[Stored data entries]
··········

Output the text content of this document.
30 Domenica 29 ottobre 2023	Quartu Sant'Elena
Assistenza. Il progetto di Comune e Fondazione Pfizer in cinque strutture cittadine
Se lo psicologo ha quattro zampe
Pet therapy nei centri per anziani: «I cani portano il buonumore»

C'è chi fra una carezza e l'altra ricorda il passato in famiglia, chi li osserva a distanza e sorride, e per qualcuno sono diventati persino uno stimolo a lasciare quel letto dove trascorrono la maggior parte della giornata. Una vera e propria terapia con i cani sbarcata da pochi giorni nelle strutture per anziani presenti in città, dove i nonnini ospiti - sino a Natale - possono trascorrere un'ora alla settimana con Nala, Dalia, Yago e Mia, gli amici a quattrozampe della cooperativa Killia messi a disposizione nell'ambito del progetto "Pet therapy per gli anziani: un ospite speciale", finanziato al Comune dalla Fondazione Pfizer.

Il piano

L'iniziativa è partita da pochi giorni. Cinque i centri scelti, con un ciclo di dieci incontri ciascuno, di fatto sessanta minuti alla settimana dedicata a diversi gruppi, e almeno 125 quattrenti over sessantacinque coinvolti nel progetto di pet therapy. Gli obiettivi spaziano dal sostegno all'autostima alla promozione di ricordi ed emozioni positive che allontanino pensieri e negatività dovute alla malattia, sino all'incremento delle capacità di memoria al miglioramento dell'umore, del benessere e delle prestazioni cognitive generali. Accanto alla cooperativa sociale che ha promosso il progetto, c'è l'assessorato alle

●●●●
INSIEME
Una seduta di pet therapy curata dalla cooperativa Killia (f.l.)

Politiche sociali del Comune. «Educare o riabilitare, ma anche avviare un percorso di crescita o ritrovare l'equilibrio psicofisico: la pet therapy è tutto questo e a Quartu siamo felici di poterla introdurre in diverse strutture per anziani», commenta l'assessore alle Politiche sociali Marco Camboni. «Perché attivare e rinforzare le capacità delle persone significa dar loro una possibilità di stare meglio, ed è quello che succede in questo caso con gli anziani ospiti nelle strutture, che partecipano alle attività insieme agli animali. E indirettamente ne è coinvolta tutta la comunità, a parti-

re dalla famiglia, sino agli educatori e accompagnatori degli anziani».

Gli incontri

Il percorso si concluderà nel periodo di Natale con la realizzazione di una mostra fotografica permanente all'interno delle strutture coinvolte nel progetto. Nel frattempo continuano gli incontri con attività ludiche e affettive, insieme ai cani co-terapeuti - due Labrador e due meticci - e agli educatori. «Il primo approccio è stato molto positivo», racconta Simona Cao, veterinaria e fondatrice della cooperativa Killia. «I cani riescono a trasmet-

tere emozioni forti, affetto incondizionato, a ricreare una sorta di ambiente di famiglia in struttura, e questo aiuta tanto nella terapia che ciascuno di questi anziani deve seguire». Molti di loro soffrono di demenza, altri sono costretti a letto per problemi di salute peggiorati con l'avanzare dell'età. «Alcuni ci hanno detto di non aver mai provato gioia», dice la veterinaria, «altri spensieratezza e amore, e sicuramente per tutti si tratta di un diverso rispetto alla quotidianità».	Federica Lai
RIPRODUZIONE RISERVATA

··········

**Given problem**
Copy all lines from the entries that contain the word "letto".

**Worked solution**
C'è chi fra una carezza e l'altra ricorda il passato in famiglia, chi li osserva a distanza e sorride, e per qualcuno sono diventati persino uno stimolo a lasciare quel letto dove trascorrono la maggior parte della giornata. Una vera e propria terapia con i cani sbarcata da pochi giorni nelle strutture per anziani presenti in città, dove i nonnini ospiti - sino a Natale - possono trascorrere un'ora alla settimana con Nala, Dalia, Yago e Mia, gli amici a quattrozampe della cooperativa Killia messi a disposizione nell'ambito del progetto "Pet therapy per gli anziani: un ospite speciale", finanziato al Comune dalla Fondazione Pfizer.
tere emozioni forti, affetto incondizionato, a ricreare una sorta di ambiente di famiglia in struttura, e questo aiuta tanto nella terapia che ciascuno di questi anziani deve seguire». Molti di loro soffrono di demenza, altri sono costretti a letto per problemi di salute peggiorati con l'avanzare dell'età. «Alcuni ci hanno detto di non aver mai provato gioia», dice la veterinaria, «altri spensieratezza e amore, e sicuramente per tutti si tratta di un diverso rispetto alla quotidianità».	Federica Lai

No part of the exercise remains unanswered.